* SET EXERCISE
Output all lines exactly.

* PROVIDED INFORMATION
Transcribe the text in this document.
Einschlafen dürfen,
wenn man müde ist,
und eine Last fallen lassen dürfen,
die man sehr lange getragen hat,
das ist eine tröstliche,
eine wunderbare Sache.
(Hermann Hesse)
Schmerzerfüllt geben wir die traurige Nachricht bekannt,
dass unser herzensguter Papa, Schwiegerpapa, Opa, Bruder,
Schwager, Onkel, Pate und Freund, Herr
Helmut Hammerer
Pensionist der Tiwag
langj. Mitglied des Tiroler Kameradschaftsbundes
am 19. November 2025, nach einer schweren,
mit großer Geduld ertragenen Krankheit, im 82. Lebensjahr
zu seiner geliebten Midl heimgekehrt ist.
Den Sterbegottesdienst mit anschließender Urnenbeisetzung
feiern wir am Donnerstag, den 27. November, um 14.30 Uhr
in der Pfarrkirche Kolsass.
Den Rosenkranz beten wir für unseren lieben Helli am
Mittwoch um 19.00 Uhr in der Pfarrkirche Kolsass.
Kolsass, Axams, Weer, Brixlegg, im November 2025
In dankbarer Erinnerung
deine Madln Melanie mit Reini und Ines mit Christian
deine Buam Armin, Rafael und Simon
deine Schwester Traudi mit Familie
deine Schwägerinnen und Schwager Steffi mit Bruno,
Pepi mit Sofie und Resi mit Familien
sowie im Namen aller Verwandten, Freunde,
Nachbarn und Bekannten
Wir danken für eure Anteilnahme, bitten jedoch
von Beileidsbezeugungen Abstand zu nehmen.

* WRITTEN REPLY
Transcribe the text in this document.
Einschlafen dürfen,
wenn man müde ist,
und eine Last fallen lassen dürfen,
die man sehr lange getragen hat,
das ist eine tröstliche,
eine wunderbare Sache.
(Hermann Hesse)
Schmerzerfüllt geben wir die traurige Nachricht bekannt,
dass unser herzensguter Papa, Schwiegerpapa, Opa, Bruder,
Schwager, Onkel, Pate und Freund, Herr
Helmut Hammerer
Pensionist der Tiwag
langj. Mitglied des Tiroler Kameradschaftsbundes
am 19. November 2025, nach einer schweren,
mit großer Geduld ertragenen Krankheit, im 82. Lebensjahr
zu seiner geliebten Midl heimgekehrt ist.
Den Sterbegottesdienst mit anschließender Urnenbeisetzung
feiern wir am Donnerstag, den 27. November, um 14.30 Uhr
in der Pfarrkirche Kolsass.
Den Rosenkranz beten wir für unseren lieben Helli am
Mittwoch um 19.00 Uhr in der Pfarrkirche Kolsass.
Kolsass, Axams, Weer, Brixlegg, im November 2025
In dankbarer Erinnerung
deine Madln Melanie mit Reini und Ines mit Christian
deine Buam Armin, Rafael und Simon
deine Schwester Traudi mit Familie
deine Schwägerinnen und Schwager Steffi mit Bruno,
Pepi mit Sofie und Resi mit Familien
sowie im Namen aller Verwandten, Freunde,
Nachbarn und Bekannten
Wir danken für eure Anteilnahme, bitten jedoch
von Beileidsbezeugungen Abstand zu nehmen.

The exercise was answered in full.